#### TASK MATERIAL
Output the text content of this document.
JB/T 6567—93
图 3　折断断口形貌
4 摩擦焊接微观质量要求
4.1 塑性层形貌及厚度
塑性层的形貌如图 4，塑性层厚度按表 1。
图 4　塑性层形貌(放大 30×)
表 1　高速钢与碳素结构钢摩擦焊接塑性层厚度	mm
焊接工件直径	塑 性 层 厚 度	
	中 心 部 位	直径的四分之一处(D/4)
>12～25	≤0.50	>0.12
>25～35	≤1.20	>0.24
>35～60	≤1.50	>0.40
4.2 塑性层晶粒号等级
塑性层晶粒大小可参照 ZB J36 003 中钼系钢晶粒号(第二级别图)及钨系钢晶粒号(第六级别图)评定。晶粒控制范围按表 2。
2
########
#### TASK MATERIAL
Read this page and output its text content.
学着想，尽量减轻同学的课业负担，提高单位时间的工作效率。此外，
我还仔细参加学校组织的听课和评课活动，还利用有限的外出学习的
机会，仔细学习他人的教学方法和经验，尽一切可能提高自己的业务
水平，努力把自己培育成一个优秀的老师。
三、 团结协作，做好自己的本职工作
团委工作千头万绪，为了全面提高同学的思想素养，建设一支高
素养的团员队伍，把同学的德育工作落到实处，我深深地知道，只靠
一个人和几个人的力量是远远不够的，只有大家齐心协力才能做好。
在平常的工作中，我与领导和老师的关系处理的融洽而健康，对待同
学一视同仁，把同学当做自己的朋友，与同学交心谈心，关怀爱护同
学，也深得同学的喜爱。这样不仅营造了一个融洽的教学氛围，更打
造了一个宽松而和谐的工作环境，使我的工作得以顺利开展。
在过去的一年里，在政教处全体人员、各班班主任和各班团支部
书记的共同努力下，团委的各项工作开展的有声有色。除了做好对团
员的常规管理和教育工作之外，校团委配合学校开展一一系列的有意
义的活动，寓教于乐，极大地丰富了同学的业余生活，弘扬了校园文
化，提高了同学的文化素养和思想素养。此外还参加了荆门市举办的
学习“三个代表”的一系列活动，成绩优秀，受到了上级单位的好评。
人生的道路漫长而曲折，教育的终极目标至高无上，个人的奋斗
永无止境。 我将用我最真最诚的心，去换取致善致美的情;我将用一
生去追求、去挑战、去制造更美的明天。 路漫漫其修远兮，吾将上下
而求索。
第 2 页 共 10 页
########
#### TASK MATERIAL
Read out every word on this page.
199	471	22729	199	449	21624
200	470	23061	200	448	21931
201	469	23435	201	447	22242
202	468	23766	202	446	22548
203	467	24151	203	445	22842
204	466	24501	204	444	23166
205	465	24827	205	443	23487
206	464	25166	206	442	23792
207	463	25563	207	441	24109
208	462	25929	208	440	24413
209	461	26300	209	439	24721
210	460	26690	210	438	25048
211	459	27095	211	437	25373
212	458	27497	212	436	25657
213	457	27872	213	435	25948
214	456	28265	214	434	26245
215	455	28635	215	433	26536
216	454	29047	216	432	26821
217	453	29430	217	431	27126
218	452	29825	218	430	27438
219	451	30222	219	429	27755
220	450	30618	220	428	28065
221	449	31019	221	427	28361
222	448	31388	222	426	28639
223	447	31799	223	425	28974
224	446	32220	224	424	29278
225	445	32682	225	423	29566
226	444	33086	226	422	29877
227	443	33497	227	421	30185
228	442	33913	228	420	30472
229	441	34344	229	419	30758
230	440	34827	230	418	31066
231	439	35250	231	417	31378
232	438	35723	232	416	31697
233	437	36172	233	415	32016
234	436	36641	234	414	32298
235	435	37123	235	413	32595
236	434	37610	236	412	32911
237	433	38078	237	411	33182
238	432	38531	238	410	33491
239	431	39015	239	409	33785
########
# WRITTEN EXERCISE:
Only lines that contain the word "text" are wanted; copy each of them.

# OUTPUT BELOW:
Output the text content of this document.
Read this page and output its text content.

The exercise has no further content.